Goal of the exercise:
Can you restate the records below word for word?

(Data records)
--- Begin ---

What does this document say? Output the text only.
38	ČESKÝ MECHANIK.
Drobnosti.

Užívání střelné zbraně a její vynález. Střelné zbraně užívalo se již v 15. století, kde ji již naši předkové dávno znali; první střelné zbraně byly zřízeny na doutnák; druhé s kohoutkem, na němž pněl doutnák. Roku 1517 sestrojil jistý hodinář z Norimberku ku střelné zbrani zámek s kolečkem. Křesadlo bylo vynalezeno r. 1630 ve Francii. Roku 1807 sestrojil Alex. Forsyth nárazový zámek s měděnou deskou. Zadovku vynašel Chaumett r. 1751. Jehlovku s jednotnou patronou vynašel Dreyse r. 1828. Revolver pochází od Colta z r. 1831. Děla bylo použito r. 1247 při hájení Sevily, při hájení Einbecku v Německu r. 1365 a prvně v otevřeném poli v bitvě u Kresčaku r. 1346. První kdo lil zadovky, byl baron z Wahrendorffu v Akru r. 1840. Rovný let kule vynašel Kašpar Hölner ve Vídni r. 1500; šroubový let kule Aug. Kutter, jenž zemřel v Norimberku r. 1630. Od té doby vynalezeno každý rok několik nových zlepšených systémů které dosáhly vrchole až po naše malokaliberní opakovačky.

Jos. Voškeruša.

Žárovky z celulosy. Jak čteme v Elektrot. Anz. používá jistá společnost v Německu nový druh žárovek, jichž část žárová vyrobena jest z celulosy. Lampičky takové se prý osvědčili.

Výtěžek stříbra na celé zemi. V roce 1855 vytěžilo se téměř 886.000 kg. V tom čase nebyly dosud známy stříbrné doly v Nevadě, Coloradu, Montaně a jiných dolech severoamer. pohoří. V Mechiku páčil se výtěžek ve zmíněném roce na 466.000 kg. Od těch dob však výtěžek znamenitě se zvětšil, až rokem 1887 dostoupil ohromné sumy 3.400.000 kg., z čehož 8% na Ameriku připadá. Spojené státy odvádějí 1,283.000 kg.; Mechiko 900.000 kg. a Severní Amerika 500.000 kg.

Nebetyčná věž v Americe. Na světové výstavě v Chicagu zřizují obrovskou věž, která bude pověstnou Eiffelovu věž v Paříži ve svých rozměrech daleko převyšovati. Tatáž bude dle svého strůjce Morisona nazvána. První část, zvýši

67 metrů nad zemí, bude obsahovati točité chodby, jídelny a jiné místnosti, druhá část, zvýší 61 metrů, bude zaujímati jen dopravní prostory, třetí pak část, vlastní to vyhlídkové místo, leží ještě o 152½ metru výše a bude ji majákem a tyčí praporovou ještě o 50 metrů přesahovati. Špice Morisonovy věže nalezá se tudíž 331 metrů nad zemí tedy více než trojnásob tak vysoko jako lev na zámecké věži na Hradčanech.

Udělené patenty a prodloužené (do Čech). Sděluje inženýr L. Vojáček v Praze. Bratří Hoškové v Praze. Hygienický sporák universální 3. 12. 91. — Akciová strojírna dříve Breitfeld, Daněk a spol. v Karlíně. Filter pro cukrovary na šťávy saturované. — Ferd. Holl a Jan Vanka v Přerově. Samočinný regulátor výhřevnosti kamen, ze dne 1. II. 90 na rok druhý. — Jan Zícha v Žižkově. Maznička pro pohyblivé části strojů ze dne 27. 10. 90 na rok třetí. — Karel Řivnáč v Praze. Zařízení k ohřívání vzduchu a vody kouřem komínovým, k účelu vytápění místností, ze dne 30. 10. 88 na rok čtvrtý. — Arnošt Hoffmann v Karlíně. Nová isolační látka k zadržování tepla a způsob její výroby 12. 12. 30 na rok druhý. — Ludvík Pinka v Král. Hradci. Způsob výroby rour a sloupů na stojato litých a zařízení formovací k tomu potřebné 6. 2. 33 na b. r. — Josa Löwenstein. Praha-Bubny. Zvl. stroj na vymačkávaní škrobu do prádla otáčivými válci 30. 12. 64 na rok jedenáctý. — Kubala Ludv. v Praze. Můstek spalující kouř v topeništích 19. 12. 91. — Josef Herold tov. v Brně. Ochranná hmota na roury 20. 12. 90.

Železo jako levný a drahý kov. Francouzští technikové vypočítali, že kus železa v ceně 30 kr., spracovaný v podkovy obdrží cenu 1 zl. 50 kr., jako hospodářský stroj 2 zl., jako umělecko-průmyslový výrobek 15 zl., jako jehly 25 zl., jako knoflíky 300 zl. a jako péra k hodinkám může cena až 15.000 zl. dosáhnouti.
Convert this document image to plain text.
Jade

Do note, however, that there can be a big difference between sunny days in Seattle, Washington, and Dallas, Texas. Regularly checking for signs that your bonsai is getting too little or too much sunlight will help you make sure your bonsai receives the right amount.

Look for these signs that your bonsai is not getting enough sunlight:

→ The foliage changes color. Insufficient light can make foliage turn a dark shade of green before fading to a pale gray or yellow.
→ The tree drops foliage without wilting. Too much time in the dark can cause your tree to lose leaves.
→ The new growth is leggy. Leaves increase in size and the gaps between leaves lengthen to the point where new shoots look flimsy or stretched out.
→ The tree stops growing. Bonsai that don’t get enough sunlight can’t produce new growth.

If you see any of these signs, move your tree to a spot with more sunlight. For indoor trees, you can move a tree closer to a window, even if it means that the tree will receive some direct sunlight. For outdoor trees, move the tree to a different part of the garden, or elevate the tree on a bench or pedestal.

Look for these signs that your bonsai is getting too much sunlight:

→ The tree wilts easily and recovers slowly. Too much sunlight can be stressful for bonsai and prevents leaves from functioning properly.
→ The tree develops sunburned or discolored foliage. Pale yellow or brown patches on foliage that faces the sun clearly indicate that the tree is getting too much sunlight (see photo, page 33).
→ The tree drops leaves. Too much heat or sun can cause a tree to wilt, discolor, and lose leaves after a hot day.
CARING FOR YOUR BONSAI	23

--- End ---

Solution to the exercise:
What does this document say? Output the text only.
38	ČESKÝ MECHANIK.
Drobnosti.

Užívání střelné zbraně a její vynález. Střelné zbraně užívalo se již v 15. století, kde ji již naši předkové dávno znali; první střelné zbraně byly zřízeny na doutnák; druhé s kohoutkem, na němž pněl doutnák. Roku 1517 sestrojil jistý hodinář z Norimberku ku střelné zbrani zámek s kolečkem. Křesadlo bylo vynalezeno r. 1630 ve Francii. Roku 1807 sestrojil Alex. Forsyth nárazový zámek s měděnou deskou. Zadovku vynašel Chaumett r. 1751. Jehlovku s jednotnou patronou vynašel Dreyse r. 1828. Revolver pochází od Colta z r. 1831. Děla bylo použito r. 1247 při hájení Sevily, při hájení Einbecku v Německu r. 1365 a prvně v otevřeném poli v bitvě u Kresčaku r. 1346. První kdo lil zadovky, byl baron z Wahrendorffu v Akru r. 1840. Rovný let kule vynašel Kašpar Hölner ve Vídni r. 1500; šroubový let kule Aug. Kutter, jenž zemřel v Norimberku r. 1630. Od té doby vynalezeno každý rok několik nových zlepšených systémů které dosáhly vrchole až po naše malokaliberní opakovačky.

Jos. Voškeruša.

Žárovky z celulosy. Jak čteme v Elektrot. Anz. používá jistá společnost v Německu nový druh žárovek, jichž část žárová vyrobena jest z celulosy. Lampičky takové se prý osvědčili.

Výtěžek stříbra na celé zemi. V roce 1855 vytěžilo se téměř 886.000 kg. V tom čase nebyly dosud známy stříbrné doly v Nevadě, Coloradu, Montaně a jiných dolech severoamer. pohoří. V Mechiku páčil se výtěžek ve zmíněném roce na 466.000 kg. Od těch dob však výtěžek znamenitě se zvětšil, až rokem 1887 dostoupil ohromné sumy 3.400.000 kg., z čehož 8% na Ameriku připadá. Spojené státy odvádějí 1,283.000 kg.; Mechiko 900.000 kg. a Severní Amerika 500.000 kg.

Nebetyčná věž v Americe. Na světové výstavě v Chicagu zřizují obrovskou věž, která bude pověstnou Eiffelovu věž v Paříži ve svých rozměrech daleko převyšovati. Tatáž bude dle svého strůjce Morisona nazvána. První část, zvýši

67 metrů nad zemí, bude obsahovati točité chodby, jídelny a jiné místnosti, druhá část, zvýší 61 metrů, bude zaujímati jen dopravní prostory, třetí pak část, vlastní to vyhlídkové místo, leží ještě o 152½ metru výše a bude ji majákem a tyčí praporovou ještě o 50 metrů přesahovati. Špice Morisonovy věže nalezá se tudíž 331 metrů nad zemí tedy více než trojnásob tak vysoko jako lev na zámecké věži na Hradčanech.

Udělené patenty a prodloužené (do Čech). Sděluje inženýr L. Vojáček v Praze. Bratří Hoškové v Praze. Hygienický sporák universální 3. 12. 91. — Akciová strojírna dříve Breitfeld, Daněk a spol. v Karlíně. Filter pro cukrovary na šťávy saturované. — Ferd. Holl a Jan Vanka v Přerově. Samočinný regulátor výhřevnosti kamen, ze dne 1. II. 90 na rok druhý. — Jan Zícha v Žižkově. Maznička pro pohyblivé části strojů ze dne 27. 10. 90 na rok třetí. — Karel Řivnáč v Praze. Zařízení k ohřívání vzduchu a vody kouřem komínovým, k účelu vytápění místností, ze dne 30. 10. 88 na rok čtvrtý. — Arnošt Hoffmann v Karlíně. Nová isolační látka k zadržování tepla a způsob její výroby 12. 12. 30 na rok druhý. — Ludvík Pinka v Král. Hradci. Způsob výroby rour a sloupů na stojato litých a zařízení formovací k tomu potřebné 6. 2. 33 na b. r. — Josa Löwenstein. Praha-Bubny. Zvl. stroj na vymačkávaní škrobu do prádla otáčivými válci 30. 12. 64 na rok jedenáctý. — Kubala Ludv. v Praze. Můstek spalující kouř v topeništích 19. 12. 91. — Josef Herold tov. v Brně. Ochranná hmota na roury 20. 12. 90.

Železo jako levný a drahý kov. Francouzští technikové vypočítali, že kus železa v ceně 30 kr., spracovaný v podkovy obdrží cenu 1 zl. 50 kr., jako hospodářský stroj 2 zl., jako umělecko-průmyslový výrobek 15 zl., jako jehly 25 zl., jako knoflíky 300 zl. a jako péra k hodinkám může cena až 15.000 zl. dosáhnouti.
Convert this document image to plain text.
Jade

Do note, however, that there can be a big difference between sunny days in Seattle, Washington, and Dallas, Texas. Regularly checking for signs that your bonsai is getting too little or too much sunlight will help you make sure your bonsai receives the right amount.

Look for these signs that your bonsai is not getting enough sunlight:

→ The foliage changes color. Insufficient light can make foliage turn a dark shade of green before fading to a pale gray or yellow.
→ The tree drops foliage without wilting. Too much time in the dark can cause your tree to lose leaves.
→ The new growth is leggy. Leaves increase in size and the gaps between leaves lengthen to the point where new shoots look flimsy or stretched out.
→ The tree stops growing. Bonsai that don’t get enough sunlight can’t produce new growth.

If you see any of these signs, move your tree to a spot with more sunlight. For indoor trees, you can move a tree closer to a window, even if it means that the tree will receive some direct sunlight. For outdoor trees, move the tree to a different part of the garden, or elevate the tree on a bench or pedestal.

Look for these signs that your bonsai is getting too much sunlight:

→ The tree wilts easily and recovers slowly. Too much sunlight can be stressful for bonsai and prevents leaves from functioning properly.
→ The tree develops sunburned or discolored foliage. Pale yellow or brown patches on foliage that faces the sun clearly indicate that the tree is getting too much sunlight (see photo, page 33).
→ The tree drops leaves. Too much heat or sun can cause a tree to wilt, discolor, and lose leaves after a hot day.
CARING FOR YOUR BONSAI	23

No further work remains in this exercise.